• _Exercise prompt_
Return the records in full, exactly as given.

Exercise materials start

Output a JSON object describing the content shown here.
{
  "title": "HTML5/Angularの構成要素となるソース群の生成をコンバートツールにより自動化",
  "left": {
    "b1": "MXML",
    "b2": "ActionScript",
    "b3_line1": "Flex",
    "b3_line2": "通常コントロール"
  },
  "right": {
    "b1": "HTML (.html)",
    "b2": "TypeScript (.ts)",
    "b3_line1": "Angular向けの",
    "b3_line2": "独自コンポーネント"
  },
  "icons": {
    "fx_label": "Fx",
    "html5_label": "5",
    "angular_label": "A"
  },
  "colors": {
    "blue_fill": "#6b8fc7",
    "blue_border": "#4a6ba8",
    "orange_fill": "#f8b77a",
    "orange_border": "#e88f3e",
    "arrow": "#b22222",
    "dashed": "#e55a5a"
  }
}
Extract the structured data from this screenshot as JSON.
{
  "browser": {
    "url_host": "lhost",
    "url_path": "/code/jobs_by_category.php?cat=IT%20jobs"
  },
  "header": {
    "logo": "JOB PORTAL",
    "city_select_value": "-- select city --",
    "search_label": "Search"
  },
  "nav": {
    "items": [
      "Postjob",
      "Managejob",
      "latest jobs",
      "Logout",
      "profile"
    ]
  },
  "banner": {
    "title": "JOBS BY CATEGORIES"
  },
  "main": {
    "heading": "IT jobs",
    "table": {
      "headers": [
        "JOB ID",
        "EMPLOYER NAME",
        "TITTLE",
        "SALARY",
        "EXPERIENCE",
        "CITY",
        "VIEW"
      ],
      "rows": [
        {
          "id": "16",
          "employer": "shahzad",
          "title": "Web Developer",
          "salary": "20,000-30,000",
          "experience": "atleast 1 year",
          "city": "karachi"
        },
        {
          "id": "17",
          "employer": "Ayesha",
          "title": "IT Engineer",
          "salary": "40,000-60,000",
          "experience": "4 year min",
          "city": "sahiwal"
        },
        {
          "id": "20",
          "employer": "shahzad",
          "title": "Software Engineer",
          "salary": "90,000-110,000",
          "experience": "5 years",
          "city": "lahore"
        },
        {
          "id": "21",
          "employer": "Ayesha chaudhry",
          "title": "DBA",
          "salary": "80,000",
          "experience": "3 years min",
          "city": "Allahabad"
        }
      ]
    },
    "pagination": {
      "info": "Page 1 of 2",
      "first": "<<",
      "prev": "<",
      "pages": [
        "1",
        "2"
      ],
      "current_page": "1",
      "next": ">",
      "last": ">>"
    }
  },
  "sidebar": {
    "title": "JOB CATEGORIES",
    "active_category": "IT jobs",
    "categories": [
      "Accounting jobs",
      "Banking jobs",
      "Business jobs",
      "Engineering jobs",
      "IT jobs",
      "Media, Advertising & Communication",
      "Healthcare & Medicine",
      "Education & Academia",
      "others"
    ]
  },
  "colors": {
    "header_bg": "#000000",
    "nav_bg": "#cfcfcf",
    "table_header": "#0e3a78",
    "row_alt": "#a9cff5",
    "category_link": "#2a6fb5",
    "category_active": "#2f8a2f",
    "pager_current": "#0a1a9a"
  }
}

Exercise materials end

• _Problem solution_
Output a JSON object describing the content shown here.
{
  "title": "HTML5/Angularの構成要素となるソース群の生成をコンバートツールにより自動化",
  "left": {
    "b1": "MXML",
    "b2": "ActionScript",
    "b3_line1": "Flex",
    "b3_line2": "通常コントロール"
  },
  "right": {
    "b1": "HTML (.html)",
    "b2": "TypeScript (.ts)",
    "b3_line1": "Angular向けの",
    "b3_line2": "独自コンポーネント"
  },
  "icons": {
    "fx_label": "Fx",
    "html5_label": "5",
    "angular_label": "A"
  },
  "colors": {
    "blue_fill": "#6b8fc7",
    "blue_border": "#4a6ba8",
    "orange_fill": "#f8b77a",
    "orange_border": "#e88f3e",
    "arrow": "#b22222",
    "dashed": "#e55a5a"
  }
}
Extract the structured data from this screenshot as JSON.
{
  "browser": {
    "url_host": "lhost",
    "url_path": "/code/jobs_by_category.php?cat=IT%20jobs"
  },
  "header": {
    "logo": "JOB PORTAL",
    "city_select_value": "-- select city --",
    "search_label": "Search"
  },
  "nav": {
    "items": [
      "Postjob",
      "Managejob",
      "latest jobs",
      "Logout",
      "profile"
    ]
  },
  "banner": {
    "title": "JOBS BY CATEGORIES"
  },
  "main": {
    "heading": "IT jobs",
    "table": {
      "headers": [
        "JOB ID",
        "EMPLOYER NAME",
        "TITTLE",
        "SALARY",
        "EXPERIENCE",
        "CITY",
        "VIEW"
      ],
      "rows": [
        {
          "id": "16",
          "employer": "shahzad",
          "title": "Web Developer",
          "salary": "20,000-30,000",
          "experience": "atleast 1 year",
          "city": "karachi"
        },
        {
          "id": "17",
          "employer": "Ayesha",
          "title": "IT Engineer",
          "salary": "40,000-60,000",
          "experience": "4 year min",
          "city": "sahiwal"
        },
        {
          "id": "20",
          "employer": "shahzad",
          "title": "Software Engineer",
          "salary": "90,000-110,000",
          "experience": "5 years",
          "city": "lahore"
        },
        {
          "id": "21",
          "employer": "Ayesha chaudhry",
          "title": "DBA",
          "salary": "80,000",
          "experience": "3 years min",
          "city": "Allahabad"
        }
      ]
    },
    "pagination": {
      "info": "Page 1 of 2",
      "first": "<<",
      "prev": "<",
      "pages": [
        "1",
        "2"
      ],
      "current_page": "1",
      "next": ">",
      "last": ">>"
    }
  },
  "sidebar": {
    "title": "JOB CATEGORIES",
    "active_category": "IT jobs",
    "categories": [
      "Accounting jobs",
      "Banking jobs",
      "Business jobs",
      "Engineering jobs",
      "IT jobs",
      "Media, Advertising & Communication",
      "Healthcare & Medicine",
      "Education & Academia",
      "others"
    ]
  },
  "colors": {
    "header_bg": "#000000",
    "nav_bg": "#cfcfcf",
    "table_header": "#0e3a78",
    "row_alt": "#a9cff5",
    "category_link": "#2a6fb5",
    "category_active": "#2f8a2f",
    "pager_current": "#0a1a9a"
  }
}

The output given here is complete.